TO DO: Give a verbatim quotation of every record.

━━━

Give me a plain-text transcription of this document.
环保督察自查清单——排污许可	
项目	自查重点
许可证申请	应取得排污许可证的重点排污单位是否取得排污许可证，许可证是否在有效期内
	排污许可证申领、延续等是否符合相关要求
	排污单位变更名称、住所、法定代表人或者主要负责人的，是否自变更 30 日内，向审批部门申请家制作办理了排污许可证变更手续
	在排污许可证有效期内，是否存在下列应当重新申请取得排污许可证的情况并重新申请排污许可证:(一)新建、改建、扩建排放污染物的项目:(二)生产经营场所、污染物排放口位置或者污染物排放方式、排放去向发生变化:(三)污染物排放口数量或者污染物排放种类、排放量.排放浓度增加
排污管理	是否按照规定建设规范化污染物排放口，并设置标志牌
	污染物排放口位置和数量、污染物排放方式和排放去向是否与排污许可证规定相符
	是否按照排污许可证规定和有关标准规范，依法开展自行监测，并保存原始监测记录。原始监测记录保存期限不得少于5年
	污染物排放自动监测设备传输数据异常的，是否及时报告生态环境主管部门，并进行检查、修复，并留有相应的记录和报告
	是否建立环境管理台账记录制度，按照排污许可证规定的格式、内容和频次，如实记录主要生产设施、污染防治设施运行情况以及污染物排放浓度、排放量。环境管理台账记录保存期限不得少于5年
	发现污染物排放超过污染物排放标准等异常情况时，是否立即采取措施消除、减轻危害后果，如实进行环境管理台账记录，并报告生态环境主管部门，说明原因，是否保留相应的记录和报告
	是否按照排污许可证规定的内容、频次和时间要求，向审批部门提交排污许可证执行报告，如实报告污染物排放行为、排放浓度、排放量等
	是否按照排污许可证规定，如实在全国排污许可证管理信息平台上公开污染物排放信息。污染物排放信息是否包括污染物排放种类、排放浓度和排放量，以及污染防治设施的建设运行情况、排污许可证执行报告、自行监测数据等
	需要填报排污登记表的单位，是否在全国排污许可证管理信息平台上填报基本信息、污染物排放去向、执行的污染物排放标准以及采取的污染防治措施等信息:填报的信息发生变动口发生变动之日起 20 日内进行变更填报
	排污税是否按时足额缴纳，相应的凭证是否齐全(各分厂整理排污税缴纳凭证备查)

━━━

COMPLETED TASK:
Give me a plain-text transcription of this document.
环保督察自查清单——排污许可	
项目	自查重点
许可证申请	应取得排污许可证的重点排污单位是否取得排污许可证，许可证是否在有效期内
	排污许可证申领、延续等是否符合相关要求
	排污单位变更名称、住所、法定代表人或者主要负责人的，是否自变更 30 日内，向审批部门申请家制作办理了排污许可证变更手续
	在排污许可证有效期内，是否存在下列应当重新申请取得排污许可证的情况并重新申请排污许可证:(一)新建、改建、扩建排放污染物的项目:(二)生产经营场所、污染物排放口位置或者污染物排放方式、排放去向发生变化:(三)污染物排放口数量或者污染物排放种类、排放量.排放浓度增加
排污管理	是否按照规定建设规范化污染物排放口，并设置标志牌
	污染物排放口位置和数量、污染物排放方式和排放去向是否与排污许可证规定相符
	是否按照排污许可证规定和有关标准规范，依法开展自行监测，并保存原始监测记录。原始监测记录保存期限不得少于5年
	污染物排放自动监测设备传输数据异常的，是否及时报告生态环境主管部门，并进行检查、修复，并留有相应的记录和报告
	是否建立环境管理台账记录制度，按照排污许可证规定的格式、内容和频次，如实记录主要生产设施、污染防治设施运行情况以及污染物排放浓度、排放量。环境管理台账记录保存期限不得少于5年
	发现污染物排放超过污染物排放标准等异常情况时，是否立即采取措施消除、减轻危害后果，如实进行环境管理台账记录，并报告生态环境主管部门，说明原因，是否保留相应的记录和报告
	是否按照排污许可证规定的内容、频次和时间要求，向审批部门提交排污许可证执行报告，如实报告污染物排放行为、排放浓度、排放量等
	是否按照排污许可证规定，如实在全国排污许可证管理信息平台上公开污染物排放信息。污染物排放信息是否包括污染物排放种类、排放浓度和排放量，以及污染防治设施的建设运行情况、排污许可证执行报告、自行监测数据等
	需要填报排污登记表的单位，是否在全国排污许可证管理信息平台上填报基本信息、污染物排放去向、执行的污染物排放标准以及采取的污染防治措施等信息:填报的信息发生变动口发生变动之日起 20 日内进行变更填报
	排污税是否按时足额缴纳，相应的凭证是否齐全(各分厂整理排污税缴纳凭证备查)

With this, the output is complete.